Exercise description: Count each line in which the word "saver" appears. Reply with the total and nothing more.

Given data:
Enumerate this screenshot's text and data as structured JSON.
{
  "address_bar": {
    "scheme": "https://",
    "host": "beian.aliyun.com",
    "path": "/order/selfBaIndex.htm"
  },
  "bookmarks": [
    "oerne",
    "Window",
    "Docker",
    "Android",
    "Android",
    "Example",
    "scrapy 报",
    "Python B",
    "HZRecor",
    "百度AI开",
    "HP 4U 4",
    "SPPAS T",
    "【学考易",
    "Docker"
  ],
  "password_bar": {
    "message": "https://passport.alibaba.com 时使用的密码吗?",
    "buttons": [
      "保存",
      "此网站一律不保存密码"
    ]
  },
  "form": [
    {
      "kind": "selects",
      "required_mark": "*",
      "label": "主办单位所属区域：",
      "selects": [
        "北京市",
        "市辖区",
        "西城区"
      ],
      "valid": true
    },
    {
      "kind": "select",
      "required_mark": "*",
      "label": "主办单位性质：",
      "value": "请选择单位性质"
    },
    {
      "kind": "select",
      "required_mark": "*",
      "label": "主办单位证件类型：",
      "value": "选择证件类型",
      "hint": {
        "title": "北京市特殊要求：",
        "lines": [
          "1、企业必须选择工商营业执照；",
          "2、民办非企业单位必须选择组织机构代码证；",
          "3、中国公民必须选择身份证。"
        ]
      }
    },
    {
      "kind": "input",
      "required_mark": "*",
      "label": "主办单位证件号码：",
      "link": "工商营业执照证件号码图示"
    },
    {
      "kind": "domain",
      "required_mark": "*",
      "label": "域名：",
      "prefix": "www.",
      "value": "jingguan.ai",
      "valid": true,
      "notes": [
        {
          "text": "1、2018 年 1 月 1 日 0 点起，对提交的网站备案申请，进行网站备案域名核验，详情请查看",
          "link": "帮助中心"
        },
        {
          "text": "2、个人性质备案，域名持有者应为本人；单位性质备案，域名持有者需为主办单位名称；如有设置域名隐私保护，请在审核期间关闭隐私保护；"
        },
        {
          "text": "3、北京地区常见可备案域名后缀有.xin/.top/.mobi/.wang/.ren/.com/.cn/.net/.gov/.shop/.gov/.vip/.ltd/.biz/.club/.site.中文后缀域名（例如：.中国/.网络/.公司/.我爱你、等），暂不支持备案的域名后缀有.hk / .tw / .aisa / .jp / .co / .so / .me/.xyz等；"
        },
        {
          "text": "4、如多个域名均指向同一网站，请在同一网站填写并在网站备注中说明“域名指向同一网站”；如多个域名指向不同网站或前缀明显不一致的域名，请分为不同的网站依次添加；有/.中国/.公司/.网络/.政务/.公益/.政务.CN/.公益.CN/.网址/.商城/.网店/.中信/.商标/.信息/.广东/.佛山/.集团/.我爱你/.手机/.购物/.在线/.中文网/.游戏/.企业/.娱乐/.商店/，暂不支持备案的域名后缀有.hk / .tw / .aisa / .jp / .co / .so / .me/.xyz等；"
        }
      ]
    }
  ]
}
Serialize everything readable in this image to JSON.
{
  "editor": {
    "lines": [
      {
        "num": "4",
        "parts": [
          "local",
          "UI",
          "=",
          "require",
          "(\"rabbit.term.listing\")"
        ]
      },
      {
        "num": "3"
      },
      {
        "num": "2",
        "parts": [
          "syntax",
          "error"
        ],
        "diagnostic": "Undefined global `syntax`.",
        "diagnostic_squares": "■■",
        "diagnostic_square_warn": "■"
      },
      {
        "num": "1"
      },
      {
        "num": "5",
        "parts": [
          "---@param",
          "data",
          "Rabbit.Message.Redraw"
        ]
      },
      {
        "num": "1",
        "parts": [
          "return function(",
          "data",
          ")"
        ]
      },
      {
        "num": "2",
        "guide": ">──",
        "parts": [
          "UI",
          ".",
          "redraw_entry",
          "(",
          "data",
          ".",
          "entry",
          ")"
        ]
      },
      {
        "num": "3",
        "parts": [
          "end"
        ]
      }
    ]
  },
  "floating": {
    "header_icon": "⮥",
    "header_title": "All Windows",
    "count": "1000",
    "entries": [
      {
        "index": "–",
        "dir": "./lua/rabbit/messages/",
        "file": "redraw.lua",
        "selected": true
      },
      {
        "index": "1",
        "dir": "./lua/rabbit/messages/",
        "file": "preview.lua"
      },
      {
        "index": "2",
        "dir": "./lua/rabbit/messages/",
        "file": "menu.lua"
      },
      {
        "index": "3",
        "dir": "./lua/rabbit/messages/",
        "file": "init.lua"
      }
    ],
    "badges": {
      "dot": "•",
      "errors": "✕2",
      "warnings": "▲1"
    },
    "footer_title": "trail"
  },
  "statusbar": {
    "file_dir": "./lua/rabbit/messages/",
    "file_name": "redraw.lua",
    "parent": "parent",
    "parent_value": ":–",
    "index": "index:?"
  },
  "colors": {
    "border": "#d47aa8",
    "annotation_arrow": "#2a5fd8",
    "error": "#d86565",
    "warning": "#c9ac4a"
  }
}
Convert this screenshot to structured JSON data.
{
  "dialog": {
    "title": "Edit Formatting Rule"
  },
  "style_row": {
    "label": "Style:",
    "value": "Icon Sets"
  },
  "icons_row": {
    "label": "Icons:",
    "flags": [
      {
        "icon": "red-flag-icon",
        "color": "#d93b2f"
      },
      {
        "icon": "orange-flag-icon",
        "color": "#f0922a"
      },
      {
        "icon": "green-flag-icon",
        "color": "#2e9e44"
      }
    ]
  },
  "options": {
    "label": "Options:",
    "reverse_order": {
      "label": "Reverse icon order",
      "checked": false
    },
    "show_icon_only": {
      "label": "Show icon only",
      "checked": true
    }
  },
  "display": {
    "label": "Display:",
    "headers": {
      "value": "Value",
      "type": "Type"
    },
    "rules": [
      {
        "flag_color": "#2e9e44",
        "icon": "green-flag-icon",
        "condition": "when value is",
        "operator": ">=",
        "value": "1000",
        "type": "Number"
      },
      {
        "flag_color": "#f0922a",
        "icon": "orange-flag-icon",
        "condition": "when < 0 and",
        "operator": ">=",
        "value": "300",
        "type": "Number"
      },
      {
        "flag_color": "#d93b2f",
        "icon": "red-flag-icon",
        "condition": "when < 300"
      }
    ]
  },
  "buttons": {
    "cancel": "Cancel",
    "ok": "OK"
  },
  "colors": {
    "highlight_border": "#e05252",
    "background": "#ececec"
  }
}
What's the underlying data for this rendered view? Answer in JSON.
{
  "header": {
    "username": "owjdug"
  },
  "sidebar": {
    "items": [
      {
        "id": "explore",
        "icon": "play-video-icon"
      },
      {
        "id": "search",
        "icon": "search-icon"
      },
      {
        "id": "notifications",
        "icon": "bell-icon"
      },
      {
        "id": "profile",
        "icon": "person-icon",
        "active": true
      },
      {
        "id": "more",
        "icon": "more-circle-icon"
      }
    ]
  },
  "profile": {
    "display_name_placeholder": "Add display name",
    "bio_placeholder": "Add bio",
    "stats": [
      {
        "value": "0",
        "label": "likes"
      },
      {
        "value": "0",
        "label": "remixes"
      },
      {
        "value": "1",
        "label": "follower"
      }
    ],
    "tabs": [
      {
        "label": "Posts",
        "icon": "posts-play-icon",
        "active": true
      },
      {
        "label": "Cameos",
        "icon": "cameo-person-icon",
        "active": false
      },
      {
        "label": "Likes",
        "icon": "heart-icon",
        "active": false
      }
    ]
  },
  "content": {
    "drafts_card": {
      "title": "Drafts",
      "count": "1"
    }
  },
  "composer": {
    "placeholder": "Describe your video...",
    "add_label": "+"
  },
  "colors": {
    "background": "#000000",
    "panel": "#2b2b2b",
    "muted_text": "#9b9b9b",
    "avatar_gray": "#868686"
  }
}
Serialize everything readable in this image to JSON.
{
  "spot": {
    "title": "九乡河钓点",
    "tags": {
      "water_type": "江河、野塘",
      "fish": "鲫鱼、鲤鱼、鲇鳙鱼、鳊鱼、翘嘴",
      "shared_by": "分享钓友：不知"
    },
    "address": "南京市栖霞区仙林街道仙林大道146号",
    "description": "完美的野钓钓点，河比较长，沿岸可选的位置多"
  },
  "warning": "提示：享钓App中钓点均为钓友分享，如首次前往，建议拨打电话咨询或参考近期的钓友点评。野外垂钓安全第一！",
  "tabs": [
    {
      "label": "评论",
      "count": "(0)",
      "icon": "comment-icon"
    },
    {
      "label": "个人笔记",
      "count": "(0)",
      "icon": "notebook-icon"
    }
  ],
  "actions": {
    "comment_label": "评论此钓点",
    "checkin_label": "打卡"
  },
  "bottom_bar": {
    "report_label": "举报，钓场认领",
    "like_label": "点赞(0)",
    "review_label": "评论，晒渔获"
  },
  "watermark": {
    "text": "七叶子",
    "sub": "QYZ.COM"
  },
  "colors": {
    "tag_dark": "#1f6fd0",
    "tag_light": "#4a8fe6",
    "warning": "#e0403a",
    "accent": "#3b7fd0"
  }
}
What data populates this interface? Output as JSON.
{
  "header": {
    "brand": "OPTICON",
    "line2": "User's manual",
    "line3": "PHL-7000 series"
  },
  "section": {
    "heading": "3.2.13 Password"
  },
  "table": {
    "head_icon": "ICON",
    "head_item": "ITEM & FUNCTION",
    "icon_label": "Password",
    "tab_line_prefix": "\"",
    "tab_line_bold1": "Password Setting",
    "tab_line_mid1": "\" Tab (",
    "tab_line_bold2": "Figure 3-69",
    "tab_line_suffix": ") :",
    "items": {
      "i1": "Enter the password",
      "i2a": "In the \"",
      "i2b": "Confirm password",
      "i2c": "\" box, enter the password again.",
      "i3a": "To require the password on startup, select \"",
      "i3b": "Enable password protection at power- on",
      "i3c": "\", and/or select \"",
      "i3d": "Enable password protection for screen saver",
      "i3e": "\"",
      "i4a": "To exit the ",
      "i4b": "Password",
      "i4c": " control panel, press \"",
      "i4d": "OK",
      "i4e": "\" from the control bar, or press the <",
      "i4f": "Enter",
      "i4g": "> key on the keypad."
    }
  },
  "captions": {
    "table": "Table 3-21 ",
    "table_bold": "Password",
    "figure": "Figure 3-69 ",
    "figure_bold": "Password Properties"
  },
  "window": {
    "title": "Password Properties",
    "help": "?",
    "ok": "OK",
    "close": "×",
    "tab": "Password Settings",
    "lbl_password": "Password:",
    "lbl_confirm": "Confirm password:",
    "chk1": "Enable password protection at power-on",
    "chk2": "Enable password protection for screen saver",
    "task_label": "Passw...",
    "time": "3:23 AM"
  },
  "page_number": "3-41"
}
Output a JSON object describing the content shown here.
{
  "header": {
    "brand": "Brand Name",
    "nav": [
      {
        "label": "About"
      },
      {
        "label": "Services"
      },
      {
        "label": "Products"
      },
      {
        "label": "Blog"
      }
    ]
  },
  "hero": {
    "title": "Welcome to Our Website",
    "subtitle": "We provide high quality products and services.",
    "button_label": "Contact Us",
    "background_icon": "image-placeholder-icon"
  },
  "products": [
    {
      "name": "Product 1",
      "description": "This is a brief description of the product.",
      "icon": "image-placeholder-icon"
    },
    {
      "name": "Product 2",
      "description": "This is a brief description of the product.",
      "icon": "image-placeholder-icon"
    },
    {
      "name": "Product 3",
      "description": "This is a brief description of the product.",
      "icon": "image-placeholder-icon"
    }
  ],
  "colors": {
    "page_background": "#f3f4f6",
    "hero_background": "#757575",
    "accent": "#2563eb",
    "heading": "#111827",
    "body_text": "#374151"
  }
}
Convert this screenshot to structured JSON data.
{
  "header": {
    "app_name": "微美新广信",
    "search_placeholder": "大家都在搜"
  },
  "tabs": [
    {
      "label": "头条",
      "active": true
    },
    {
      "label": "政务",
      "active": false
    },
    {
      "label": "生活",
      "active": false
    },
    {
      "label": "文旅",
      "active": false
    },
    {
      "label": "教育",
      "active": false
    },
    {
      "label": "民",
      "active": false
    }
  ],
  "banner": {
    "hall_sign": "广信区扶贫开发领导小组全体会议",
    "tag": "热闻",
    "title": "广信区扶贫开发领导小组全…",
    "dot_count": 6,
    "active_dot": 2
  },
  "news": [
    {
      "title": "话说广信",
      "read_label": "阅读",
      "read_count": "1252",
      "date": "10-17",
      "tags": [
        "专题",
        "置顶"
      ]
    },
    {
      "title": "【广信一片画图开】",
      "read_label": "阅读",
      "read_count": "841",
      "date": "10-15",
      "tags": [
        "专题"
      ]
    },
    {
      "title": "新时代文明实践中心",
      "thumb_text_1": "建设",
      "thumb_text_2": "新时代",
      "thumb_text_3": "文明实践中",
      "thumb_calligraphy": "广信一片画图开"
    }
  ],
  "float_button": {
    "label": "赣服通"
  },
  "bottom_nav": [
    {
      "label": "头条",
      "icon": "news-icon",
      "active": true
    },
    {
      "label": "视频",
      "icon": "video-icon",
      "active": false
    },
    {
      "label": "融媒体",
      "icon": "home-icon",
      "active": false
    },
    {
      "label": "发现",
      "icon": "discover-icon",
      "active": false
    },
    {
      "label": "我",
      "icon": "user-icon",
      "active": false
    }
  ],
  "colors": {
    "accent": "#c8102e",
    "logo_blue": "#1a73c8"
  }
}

Solution below: 2